WORK TO DO: Transcribe the records exactly. Pictures do not belong in the transcription.

DATASET EXTRACT:
################

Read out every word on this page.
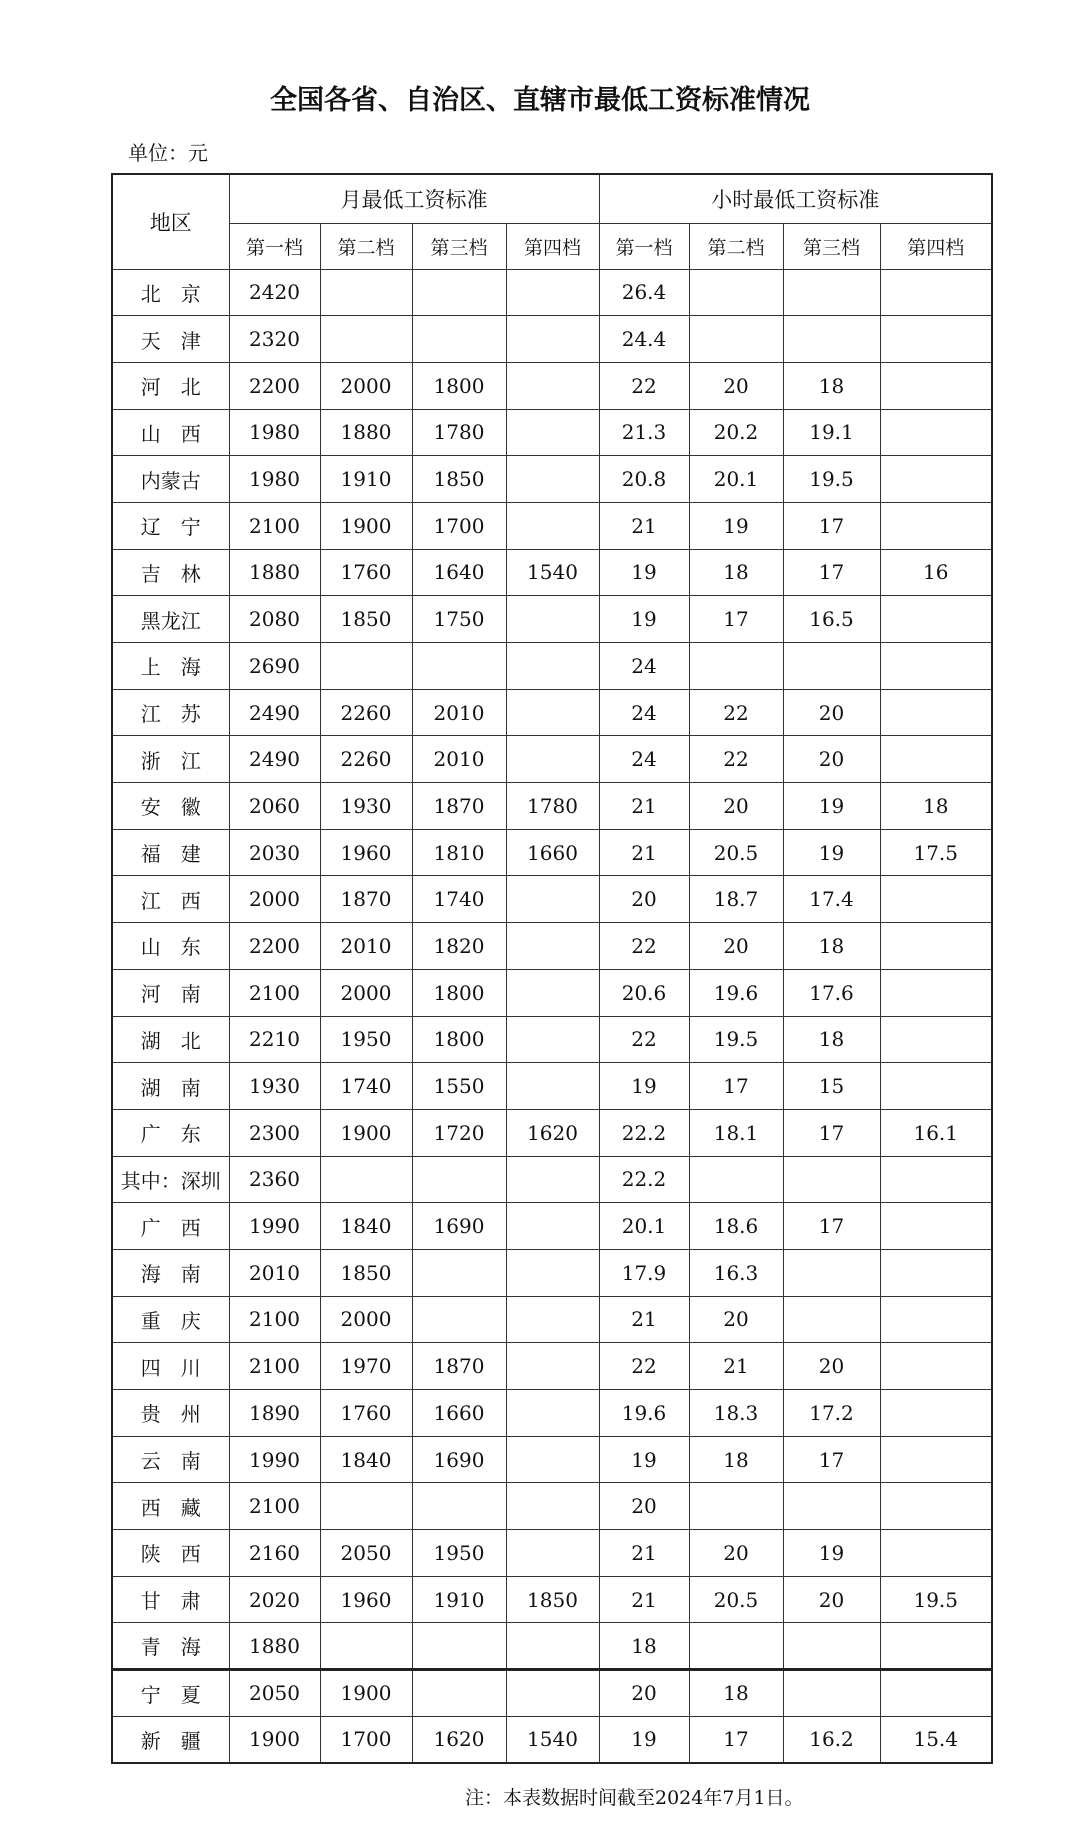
全国各省、自治区、直辖市最低工资标准情况
单位：元
地区	月最低工资标准				小时最低工资标准			
	第一档	第二档	第三档	第四档	第一档	第二档	第三档	第四档
北　京	2420				26.4			
天　津	2320				24.4			
河　北	2200	2000	1800		22	20	18	
山　西	1980	1880	1780		21.3	20.2	19.1	
内蒙古	1980	1910	1850		20.8	20.1	19.5	
辽　宁	2100	1900	1700		21	19	17	
吉　林	1880	1760	1640	1540	19	18	17	16
黑龙江	2080	1850	1750		19	17	16.5	
上　海	2690				24			
江　苏	2490	2260	2010		24	22	20	
浙　江	2490	2260	2010		24	22	20	
安　徽	2060	1930	1870	1780	21	20	19	18
福　建	2030	1960	1810	1660	21	20.5	19	17.5
江　西	2000	1870	1740		20	18.7	17.4	
山　东	2200	2010	1820		22	20	18	
河　南	2100	2000	1800		20.6	19.6	17.6	
湖　北	2210	1950	1800		22	19.5	18	
湖　南	1930	1740	1550		19	17	15	
广　东	2300	1900	1720	1620	22.2	18.1	17	16.1
其中：深圳	2360				22.2			
广　西	1990	1840	1690		20.1	18.6	17	
海　南	2010	1850			17.9	16.3		
重　庆	2100	2000			21	20		
四　川	2100	1970	1870		22	21	20	
贵　州	1890	1760	1660		19.6	18.3	17.2	
云　南	1990	1840	1690		19	18	17	
西　藏	2100				20			
陕　西	2160	2050	1950		21	20	19	
甘　肃	2020	1960	1910	1850	21	20.5	20	19.5
青　海	1880				18			
宁　夏	2050	1900			20	18		
新　疆	1900	1700	1620	1540	19	17	16.2	15.4
注：本表数据时间截至2024年7月1日。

################

RESULT OF THE TASK:
Read out every word on this page.
全国各省、自治区、直辖市最低工资标准情况
单位：元
地区	月最低工资标准				小时最低工资标准			
	第一档	第二档	第三档	第四档	第一档	第二档	第三档	第四档
北　京	2420				26.4			
天　津	2320				24.4			
河　北	2200	2000	1800		22	20	18	
山　西	1980	1880	1780		21.3	20.2	19.1	
内蒙古	1980	1910	1850		20.8	20.1	19.5	
辽　宁	2100	1900	1700		21	19	17	
吉　林	1880	1760	1640	1540	19	18	17	16
黑龙江	2080	1850	1750		19	17	16.5	
上　海	2690				24			
江　苏	2490	2260	2010		24	22	20	
浙　江	2490	2260	2010		24	22	20	
安　徽	2060	1930	1870	1780	21	20	19	18
福　建	2030	1960	1810	1660	21	20.5	19	17.5
江　西	2000	1870	1740		20	18.7	17.4	
山　东	2200	2010	1820		22	20	18	
河　南	2100	2000	1800		20.6	19.6	17.6	
湖　北	2210	1950	1800		22	19.5	18	
湖　南	1930	1740	1550		19	17	15	
广　东	2300	1900	1720	1620	22.2	18.1	17	16.1
其中：深圳	2360				22.2			
广　西	1990	1840	1690		20.1	18.6	17	
海　南	2010	1850			17.9	16.3		
重　庆	2100	2000			21	20		
四　川	2100	1970	1870		22	21	20	
贵　州	1890	1760	1660		19.6	18.3	17.2	
云　南	1990	1840	1690		19	18	17	
西　藏	2100				20			
陕　西	2160	2050	1950		21	20	19	
甘　肃	2020	1960	1910	1850	21	20.5	20	19.5
青　海	1880				18			
宁　夏	2050	1900			20	18		
新　疆	1900	1700	1620	1540	19	17	16.2	15.4
注：本表数据时间截至2024年7月1日。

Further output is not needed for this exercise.